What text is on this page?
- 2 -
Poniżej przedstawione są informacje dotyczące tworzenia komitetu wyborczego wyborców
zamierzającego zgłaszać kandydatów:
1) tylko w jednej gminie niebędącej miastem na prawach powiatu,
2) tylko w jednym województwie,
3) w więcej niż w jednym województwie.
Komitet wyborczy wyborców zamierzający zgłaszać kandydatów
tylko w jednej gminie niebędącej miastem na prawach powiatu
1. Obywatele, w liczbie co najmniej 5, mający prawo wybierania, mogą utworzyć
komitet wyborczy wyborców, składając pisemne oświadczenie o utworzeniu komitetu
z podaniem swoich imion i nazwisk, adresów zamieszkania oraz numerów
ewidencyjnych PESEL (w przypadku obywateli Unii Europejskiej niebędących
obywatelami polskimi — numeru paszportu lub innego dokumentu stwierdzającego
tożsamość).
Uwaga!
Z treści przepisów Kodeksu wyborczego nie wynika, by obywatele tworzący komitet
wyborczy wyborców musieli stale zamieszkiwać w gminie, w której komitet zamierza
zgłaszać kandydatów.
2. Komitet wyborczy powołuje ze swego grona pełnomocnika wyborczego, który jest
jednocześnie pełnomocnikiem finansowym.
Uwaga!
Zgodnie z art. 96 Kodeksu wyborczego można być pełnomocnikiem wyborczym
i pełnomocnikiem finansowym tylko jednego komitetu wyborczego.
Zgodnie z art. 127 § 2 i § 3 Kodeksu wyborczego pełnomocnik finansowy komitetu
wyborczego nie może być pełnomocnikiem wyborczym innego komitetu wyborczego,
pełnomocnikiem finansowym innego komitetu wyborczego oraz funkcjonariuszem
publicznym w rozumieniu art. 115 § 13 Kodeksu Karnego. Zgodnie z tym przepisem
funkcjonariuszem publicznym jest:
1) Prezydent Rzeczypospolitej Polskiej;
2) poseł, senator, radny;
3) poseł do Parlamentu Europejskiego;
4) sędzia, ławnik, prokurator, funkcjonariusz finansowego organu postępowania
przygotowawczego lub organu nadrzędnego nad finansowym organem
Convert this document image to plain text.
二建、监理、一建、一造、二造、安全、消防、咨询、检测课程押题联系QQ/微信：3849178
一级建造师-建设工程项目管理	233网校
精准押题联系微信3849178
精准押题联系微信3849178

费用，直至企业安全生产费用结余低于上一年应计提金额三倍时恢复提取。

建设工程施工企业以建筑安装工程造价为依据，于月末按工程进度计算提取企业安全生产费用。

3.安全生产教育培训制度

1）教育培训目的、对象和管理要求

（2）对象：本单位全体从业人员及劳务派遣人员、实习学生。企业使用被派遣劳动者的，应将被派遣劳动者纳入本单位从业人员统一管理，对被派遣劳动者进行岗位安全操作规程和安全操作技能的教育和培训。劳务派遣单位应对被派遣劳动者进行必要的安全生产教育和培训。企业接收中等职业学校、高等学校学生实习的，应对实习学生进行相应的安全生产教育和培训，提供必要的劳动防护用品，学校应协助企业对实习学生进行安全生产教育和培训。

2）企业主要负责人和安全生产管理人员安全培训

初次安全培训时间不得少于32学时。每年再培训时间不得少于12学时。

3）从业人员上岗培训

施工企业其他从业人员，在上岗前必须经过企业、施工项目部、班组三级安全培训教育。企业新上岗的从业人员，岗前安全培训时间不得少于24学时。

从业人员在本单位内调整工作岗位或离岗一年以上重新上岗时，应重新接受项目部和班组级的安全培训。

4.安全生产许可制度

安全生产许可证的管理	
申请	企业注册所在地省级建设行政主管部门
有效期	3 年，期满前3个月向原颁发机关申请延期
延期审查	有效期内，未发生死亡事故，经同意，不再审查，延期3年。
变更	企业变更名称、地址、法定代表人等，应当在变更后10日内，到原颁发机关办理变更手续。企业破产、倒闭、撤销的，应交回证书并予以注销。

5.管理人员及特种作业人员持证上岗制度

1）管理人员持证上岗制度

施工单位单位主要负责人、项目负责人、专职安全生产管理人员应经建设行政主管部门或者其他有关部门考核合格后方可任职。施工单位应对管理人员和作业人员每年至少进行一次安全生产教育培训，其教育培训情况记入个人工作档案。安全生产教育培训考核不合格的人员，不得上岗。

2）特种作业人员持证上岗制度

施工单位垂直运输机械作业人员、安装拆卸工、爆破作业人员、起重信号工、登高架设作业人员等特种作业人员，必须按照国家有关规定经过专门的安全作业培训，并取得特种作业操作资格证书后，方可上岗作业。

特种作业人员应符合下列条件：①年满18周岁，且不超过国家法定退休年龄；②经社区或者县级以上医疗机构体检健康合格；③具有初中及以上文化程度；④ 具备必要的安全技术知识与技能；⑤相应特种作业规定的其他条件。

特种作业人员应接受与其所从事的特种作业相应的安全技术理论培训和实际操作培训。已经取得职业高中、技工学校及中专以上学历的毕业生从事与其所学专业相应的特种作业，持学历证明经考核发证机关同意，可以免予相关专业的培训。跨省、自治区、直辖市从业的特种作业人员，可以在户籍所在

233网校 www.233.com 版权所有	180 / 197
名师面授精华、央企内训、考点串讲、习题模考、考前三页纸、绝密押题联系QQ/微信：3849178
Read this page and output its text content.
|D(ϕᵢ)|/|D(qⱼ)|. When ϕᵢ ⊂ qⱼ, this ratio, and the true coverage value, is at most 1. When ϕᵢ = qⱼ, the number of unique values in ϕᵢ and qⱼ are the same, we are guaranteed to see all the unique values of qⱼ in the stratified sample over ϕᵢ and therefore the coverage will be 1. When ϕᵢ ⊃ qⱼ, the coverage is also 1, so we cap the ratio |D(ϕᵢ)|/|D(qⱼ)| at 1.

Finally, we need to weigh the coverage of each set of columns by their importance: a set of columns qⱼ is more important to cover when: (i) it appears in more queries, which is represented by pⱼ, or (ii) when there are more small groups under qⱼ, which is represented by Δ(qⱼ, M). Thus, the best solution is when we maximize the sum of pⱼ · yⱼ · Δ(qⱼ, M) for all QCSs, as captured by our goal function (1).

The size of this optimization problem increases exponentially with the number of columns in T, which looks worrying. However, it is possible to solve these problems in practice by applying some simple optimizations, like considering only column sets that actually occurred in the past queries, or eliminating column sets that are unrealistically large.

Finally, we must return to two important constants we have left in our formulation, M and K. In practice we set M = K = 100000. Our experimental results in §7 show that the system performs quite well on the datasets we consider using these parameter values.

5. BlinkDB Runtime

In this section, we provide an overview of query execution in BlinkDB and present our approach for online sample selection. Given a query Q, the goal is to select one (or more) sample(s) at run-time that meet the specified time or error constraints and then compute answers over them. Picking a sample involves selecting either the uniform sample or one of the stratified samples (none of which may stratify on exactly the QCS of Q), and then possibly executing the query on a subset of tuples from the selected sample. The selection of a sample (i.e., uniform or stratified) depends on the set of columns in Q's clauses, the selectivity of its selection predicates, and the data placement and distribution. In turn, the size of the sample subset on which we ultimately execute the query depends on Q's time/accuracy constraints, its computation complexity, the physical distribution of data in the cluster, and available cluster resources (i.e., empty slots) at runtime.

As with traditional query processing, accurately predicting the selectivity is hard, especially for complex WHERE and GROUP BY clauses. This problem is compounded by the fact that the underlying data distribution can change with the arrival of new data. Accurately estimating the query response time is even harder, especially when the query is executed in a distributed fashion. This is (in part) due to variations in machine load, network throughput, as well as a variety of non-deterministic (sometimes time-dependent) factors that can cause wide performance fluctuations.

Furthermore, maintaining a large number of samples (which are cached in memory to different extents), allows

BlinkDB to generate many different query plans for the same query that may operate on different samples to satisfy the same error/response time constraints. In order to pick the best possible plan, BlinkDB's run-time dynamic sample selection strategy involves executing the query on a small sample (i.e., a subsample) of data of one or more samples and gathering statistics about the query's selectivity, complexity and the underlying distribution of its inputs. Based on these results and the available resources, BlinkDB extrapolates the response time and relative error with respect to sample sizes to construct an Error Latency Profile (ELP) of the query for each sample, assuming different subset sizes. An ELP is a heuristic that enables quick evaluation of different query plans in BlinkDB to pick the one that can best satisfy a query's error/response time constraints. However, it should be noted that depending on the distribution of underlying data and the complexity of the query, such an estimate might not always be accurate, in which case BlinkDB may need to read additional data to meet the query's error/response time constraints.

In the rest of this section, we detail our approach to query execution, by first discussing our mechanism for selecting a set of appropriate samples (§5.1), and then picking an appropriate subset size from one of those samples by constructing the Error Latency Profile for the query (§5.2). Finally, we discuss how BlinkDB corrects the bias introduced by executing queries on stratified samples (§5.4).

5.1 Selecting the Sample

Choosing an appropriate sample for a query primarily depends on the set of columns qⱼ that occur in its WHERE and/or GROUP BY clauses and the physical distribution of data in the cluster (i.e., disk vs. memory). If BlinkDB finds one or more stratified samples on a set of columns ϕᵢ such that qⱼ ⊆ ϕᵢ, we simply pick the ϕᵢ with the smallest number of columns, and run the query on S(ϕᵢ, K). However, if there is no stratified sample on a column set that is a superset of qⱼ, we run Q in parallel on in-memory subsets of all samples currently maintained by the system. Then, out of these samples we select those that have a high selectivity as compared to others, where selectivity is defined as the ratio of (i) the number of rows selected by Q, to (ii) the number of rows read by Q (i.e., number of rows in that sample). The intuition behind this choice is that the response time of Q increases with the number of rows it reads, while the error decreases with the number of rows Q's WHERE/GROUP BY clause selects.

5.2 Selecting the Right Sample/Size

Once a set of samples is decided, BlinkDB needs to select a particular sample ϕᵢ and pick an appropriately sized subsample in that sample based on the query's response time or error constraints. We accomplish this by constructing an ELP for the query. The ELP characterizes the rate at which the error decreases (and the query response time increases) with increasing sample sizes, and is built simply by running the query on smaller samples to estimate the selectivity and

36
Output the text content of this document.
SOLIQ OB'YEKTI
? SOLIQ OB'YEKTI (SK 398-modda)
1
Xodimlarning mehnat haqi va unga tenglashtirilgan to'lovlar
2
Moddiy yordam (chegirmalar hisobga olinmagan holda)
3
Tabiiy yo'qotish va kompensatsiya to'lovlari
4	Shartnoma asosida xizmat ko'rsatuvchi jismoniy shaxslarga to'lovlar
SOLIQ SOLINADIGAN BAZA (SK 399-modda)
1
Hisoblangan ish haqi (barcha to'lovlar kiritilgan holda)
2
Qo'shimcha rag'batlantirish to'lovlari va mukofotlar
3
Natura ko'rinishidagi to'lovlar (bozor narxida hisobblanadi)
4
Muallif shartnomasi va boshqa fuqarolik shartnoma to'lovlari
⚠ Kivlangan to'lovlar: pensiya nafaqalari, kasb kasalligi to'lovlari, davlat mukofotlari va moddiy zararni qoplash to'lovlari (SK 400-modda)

> **What this task involves**
Copy each line that contains the word "Kodeksu".

> **Exercise output**
Z treści przepisów Kodeksu wyborczego nie wynika, by obywatele tworzący komitet
Zgodnie z art. 96 Kodeksu wyborczego można być pełnomocnikiem wyborczym
Zgodnie z art. 127 § 2 i § 3 Kodeksu wyborczego pełnomocnik finansowy komitetu
publicznym w rozumieniu art. 115 § 13 Kodeksu Karnego. Zgodnie z tym przepisem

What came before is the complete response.